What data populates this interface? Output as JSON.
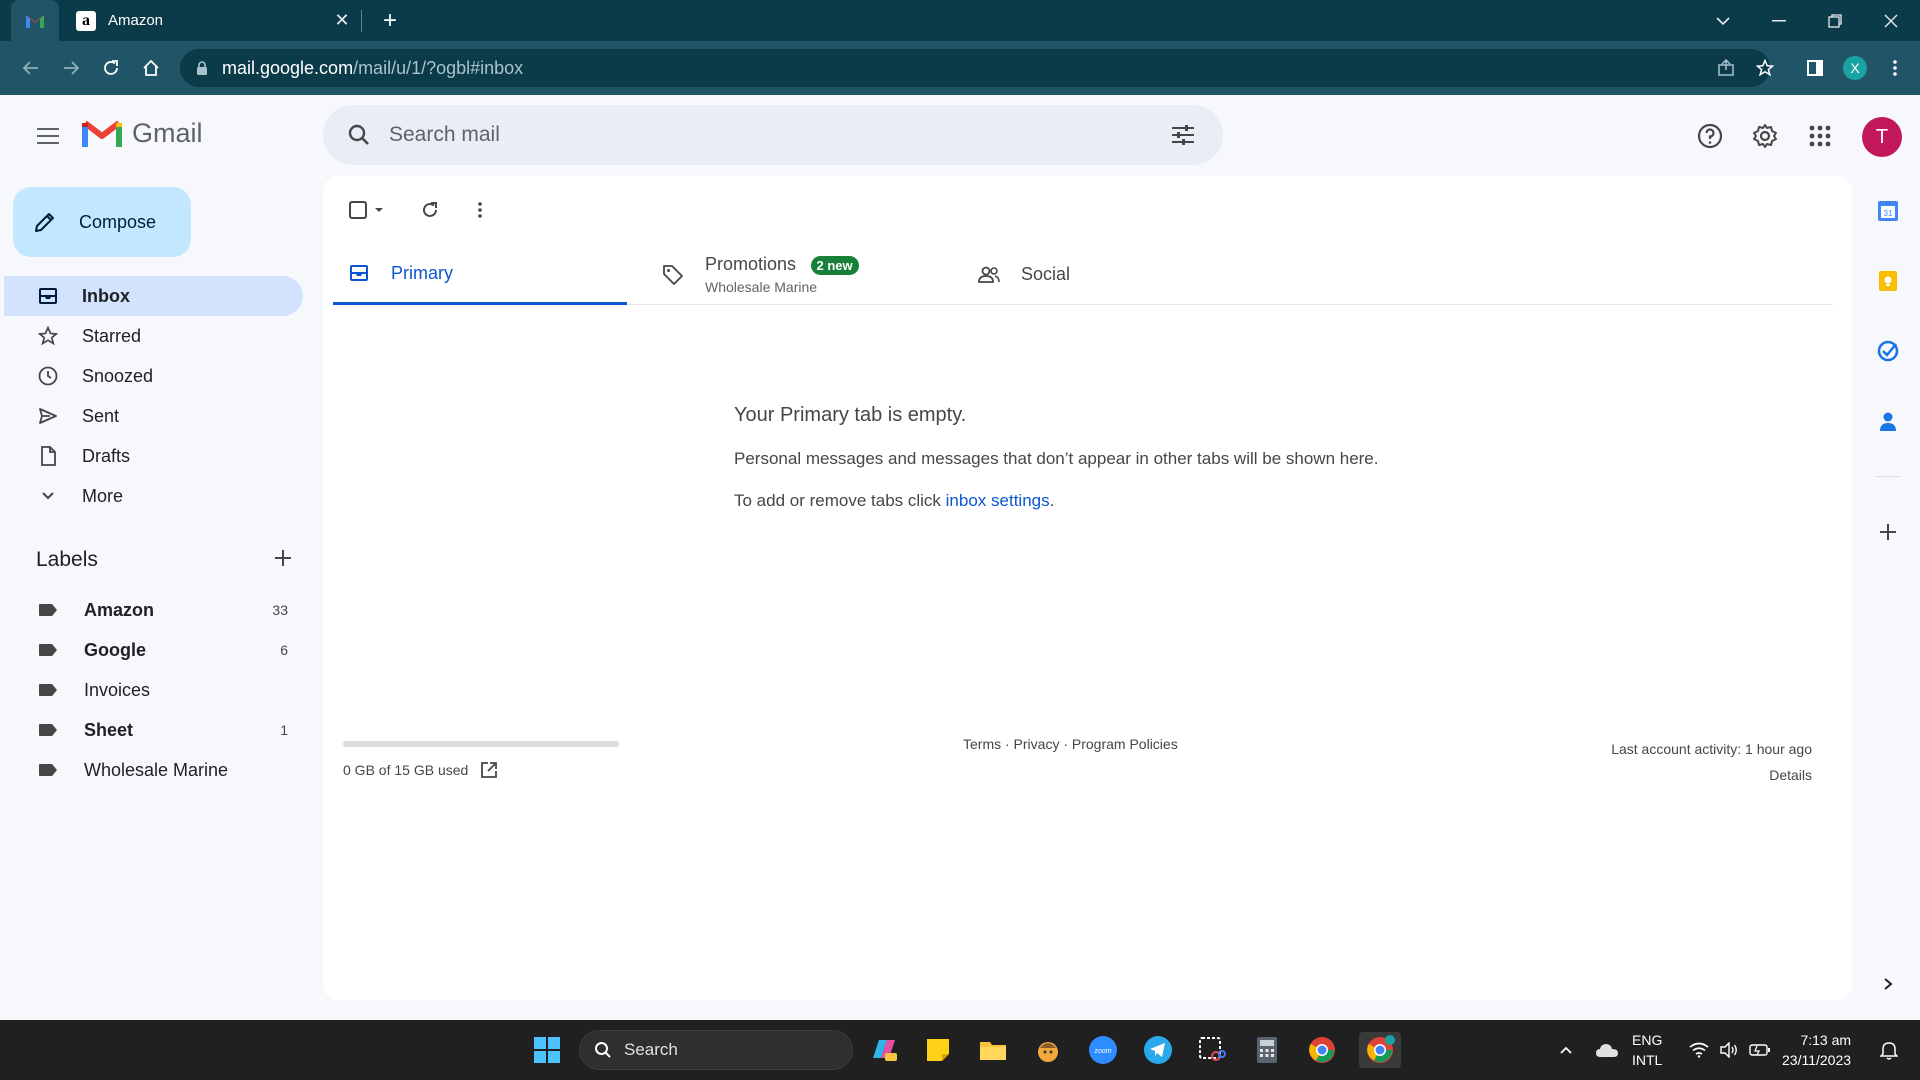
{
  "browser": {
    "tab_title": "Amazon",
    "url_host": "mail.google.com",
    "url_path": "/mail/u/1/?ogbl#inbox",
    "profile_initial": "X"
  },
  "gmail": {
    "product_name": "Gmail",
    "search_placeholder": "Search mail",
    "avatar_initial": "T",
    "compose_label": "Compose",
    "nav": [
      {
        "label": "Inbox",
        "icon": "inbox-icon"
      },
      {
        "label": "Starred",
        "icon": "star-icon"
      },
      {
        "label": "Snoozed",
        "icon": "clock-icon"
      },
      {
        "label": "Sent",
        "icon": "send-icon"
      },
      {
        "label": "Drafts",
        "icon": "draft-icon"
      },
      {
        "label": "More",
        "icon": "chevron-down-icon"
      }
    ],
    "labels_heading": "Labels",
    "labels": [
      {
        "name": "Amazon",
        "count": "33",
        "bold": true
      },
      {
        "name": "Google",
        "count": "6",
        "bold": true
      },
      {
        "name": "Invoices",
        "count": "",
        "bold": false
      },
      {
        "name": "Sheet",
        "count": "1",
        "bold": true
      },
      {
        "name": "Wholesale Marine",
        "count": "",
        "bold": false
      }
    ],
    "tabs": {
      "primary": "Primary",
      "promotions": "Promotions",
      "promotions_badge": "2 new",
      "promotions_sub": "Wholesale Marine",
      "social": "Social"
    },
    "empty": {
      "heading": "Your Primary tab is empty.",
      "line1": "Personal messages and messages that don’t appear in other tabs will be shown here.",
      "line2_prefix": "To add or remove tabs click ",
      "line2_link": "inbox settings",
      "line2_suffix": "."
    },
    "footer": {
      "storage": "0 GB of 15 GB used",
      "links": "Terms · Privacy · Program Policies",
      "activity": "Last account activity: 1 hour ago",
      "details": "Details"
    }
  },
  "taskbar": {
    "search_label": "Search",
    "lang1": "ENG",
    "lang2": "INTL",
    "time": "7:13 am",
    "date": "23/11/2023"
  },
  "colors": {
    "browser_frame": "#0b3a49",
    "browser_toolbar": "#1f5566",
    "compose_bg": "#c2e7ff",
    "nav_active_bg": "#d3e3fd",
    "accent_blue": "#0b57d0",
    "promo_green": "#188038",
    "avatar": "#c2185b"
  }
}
────────────────
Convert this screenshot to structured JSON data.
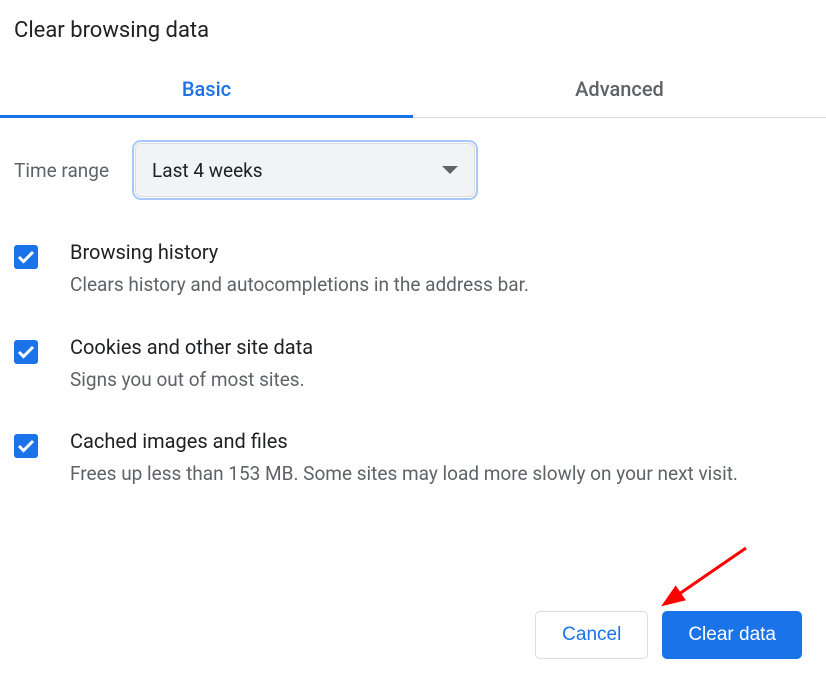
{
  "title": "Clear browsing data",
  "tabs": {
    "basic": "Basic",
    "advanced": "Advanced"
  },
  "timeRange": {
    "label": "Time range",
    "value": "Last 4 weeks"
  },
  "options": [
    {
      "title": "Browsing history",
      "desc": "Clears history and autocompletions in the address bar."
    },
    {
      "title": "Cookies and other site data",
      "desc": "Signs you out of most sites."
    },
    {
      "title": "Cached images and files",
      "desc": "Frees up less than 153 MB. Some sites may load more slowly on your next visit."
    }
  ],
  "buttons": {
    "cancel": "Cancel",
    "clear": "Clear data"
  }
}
────────────────
• CHALLENGE
Count every line in the data that contains the word "desc", then give that count and nothing else.

• EXERCISE RESULT
3